» **Problem**
For the records below, give the count of lines holding the word "object" and nothing more.
□ □ □ □
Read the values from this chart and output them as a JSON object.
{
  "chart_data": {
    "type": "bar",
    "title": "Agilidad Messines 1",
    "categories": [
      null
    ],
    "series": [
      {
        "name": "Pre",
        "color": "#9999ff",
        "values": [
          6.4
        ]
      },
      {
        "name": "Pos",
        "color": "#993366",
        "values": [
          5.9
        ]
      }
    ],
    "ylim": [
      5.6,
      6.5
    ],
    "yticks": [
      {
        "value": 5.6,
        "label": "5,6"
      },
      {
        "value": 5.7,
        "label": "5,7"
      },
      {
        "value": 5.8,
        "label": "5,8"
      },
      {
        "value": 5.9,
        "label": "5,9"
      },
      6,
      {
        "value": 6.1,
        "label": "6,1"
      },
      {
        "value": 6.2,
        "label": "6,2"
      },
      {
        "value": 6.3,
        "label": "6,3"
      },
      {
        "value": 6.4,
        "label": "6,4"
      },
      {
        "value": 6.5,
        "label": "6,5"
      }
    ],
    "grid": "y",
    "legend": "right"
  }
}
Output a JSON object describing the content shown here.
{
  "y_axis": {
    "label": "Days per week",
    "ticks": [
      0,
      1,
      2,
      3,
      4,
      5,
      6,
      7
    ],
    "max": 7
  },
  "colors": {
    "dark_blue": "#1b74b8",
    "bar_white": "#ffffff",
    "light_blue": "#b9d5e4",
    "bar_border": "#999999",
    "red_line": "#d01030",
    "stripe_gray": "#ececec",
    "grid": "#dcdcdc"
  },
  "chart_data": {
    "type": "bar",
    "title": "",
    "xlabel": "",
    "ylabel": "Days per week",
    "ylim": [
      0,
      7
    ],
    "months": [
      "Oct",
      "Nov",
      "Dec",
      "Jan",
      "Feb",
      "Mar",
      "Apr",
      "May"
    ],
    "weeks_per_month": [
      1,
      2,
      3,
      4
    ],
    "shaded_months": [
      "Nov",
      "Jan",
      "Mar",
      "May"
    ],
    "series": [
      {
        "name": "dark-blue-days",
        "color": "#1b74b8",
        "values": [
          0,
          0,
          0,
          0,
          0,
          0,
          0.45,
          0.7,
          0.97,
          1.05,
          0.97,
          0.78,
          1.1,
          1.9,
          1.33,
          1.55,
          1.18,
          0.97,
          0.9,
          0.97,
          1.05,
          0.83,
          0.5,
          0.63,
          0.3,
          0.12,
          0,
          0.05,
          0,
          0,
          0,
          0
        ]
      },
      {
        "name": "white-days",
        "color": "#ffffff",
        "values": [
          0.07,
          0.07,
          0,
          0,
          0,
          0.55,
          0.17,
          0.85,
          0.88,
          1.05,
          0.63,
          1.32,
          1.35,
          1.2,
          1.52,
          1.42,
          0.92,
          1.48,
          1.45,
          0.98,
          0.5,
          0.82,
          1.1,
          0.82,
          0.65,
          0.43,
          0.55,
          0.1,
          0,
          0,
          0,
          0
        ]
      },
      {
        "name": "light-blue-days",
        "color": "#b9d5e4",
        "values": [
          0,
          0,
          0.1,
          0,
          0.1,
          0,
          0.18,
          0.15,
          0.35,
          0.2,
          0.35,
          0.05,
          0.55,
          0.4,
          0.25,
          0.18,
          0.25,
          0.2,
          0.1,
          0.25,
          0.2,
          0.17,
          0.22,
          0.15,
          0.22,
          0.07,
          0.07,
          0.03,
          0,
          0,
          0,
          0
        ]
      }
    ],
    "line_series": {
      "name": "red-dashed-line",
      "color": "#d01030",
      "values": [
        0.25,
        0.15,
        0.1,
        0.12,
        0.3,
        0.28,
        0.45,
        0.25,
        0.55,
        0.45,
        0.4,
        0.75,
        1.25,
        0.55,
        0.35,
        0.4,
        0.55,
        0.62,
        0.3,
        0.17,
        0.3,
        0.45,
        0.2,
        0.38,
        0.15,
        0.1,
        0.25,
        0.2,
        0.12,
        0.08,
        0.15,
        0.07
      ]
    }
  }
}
□ □ □ □
» **Full solution**
2